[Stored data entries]
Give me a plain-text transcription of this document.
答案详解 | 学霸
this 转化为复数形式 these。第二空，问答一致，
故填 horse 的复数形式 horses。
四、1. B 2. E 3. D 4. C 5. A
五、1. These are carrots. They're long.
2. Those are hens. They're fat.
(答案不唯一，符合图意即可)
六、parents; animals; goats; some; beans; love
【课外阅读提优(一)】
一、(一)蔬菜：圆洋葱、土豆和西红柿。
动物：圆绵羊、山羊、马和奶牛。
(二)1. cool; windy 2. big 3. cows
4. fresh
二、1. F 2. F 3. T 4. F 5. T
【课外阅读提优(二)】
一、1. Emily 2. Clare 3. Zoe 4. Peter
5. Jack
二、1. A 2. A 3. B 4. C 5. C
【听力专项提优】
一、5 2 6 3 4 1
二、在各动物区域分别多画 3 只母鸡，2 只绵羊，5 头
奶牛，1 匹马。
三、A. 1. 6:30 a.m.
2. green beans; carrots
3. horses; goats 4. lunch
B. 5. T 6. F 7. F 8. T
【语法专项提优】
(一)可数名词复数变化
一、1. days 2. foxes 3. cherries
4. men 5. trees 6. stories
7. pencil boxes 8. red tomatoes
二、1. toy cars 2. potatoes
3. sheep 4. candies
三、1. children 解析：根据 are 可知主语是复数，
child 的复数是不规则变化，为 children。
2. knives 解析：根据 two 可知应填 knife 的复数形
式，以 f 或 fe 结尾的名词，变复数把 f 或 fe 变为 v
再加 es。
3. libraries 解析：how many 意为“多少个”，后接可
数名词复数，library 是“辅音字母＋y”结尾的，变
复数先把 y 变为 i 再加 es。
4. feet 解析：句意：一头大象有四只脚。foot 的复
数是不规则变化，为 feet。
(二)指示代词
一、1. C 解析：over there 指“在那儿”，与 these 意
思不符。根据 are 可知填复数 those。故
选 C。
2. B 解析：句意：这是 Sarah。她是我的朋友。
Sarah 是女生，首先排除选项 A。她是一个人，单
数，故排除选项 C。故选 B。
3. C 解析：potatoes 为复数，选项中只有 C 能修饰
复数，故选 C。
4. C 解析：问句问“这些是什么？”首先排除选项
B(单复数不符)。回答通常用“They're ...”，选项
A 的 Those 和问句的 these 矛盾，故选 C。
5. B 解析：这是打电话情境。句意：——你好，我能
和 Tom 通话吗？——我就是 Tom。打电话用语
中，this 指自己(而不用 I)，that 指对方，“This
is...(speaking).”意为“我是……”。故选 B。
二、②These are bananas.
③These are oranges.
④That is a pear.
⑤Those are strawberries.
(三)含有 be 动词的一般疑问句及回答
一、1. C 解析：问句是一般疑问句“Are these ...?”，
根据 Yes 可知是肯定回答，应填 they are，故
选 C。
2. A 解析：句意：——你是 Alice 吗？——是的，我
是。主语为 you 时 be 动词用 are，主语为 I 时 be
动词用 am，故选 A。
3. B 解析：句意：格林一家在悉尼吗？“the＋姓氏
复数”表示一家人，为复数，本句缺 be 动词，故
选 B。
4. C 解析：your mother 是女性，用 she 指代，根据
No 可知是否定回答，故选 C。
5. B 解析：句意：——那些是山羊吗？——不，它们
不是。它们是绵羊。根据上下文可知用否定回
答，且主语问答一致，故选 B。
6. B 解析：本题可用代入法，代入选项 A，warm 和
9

**Task goal**
Your task is to reproduce all of the records exactly.

**Task result**
Give me a plain-text transcription of this document.
答案详解 | 学霸
this 转化为复数形式 these。第二空，问答一致，
故填 horse 的复数形式 horses。
四、1. B 2. E 3. D 4. C 5. A
五、1. These are carrots. They're long.
2. Those are hens. They're fat.
(答案不唯一，符合图意即可)
六、parents; animals; goats; some; beans; love
【课外阅读提优(一)】
一、(一)蔬菜：圆洋葱、土豆和西红柿。
动物：圆绵羊、山羊、马和奶牛。
(二)1. cool; windy 2. big 3. cows
4. fresh
二、1. F 2. F 3. T 4. F 5. T
【课外阅读提优(二)】
一、1. Emily 2. Clare 3. Zoe 4. Peter
5. Jack
二、1. A 2. A 3. B 4. C 5. C
【听力专项提优】
一、5 2 6 3 4 1
二、在各动物区域分别多画 3 只母鸡，2 只绵羊，5 头
奶牛，1 匹马。
三、A. 1. 6:30 a.m.
2. green beans; carrots
3. horses; goats 4. lunch
B. 5. T 6. F 7. F 8. T
【语法专项提优】
(一)可数名词复数变化
一、1. days 2. foxes 3. cherries
4. men 5. trees 6. stories
7. pencil boxes 8. red tomatoes
二、1. toy cars 2. potatoes
3. sheep 4. candies
三、1. children 解析：根据 are 可知主语是复数，
child 的复数是不规则变化，为 children。
2. knives 解析：根据 two 可知应填 knife 的复数形
式，以 f 或 fe 结尾的名词，变复数把 f 或 fe 变为 v
再加 es。
3. libraries 解析：how many 意为“多少个”，后接可
数名词复数，library 是“辅音字母＋y”结尾的，变
复数先把 y 变为 i 再加 es。
4. feet 解析：句意：一头大象有四只脚。foot 的复
数是不规则变化，为 feet。
(二)指示代词
一、1. C 解析：over there 指“在那儿”，与 these 意
思不符。根据 are 可知填复数 those。故
选 C。
2. B 解析：句意：这是 Sarah。她是我的朋友。
Sarah 是女生，首先排除选项 A。她是一个人，单
数，故排除选项 C。故选 B。
3. C 解析：potatoes 为复数，选项中只有 C 能修饰
复数，故选 C。
4. C 解析：问句问“这些是什么？”首先排除选项
B(单复数不符)。回答通常用“They're ...”，选项
A 的 Those 和问句的 these 矛盾，故选 C。
5. B 解析：这是打电话情境。句意：——你好，我能
和 Tom 通话吗？——我就是 Tom。打电话用语
中，this 指自己(而不用 I)，that 指对方，“This
is...(speaking).”意为“我是……”。故选 B。
二、②These are bananas.
③These are oranges.
④That is a pear.
⑤Those are strawberries.
(三)含有 be 动词的一般疑问句及回答
一、1. C 解析：问句是一般疑问句“Are these ...?”，
根据 Yes 可知是肯定回答，应填 they are，故
选 C。
2. A 解析：句意：——你是 Alice 吗？——是的，我
是。主语为 you 时 be 动词用 are，主语为 I 时 be
动词用 am，故选 A。
3. B 解析：句意：格林一家在悉尼吗？“the＋姓氏
复数”表示一家人，为复数，本句缺 be 动词，故
选 B。
4. C 解析：your mother 是女性，用 she 指代，根据
No 可知是否定回答，故选 C。
5. B 解析：句意：——那些是山羊吗？——不，它们
不是。它们是绵羊。根据上下文可知用否定回
答，且主语问答一致，故选 B。
6. B 解析：本题可用代入法，代入选项 A，warm 和
9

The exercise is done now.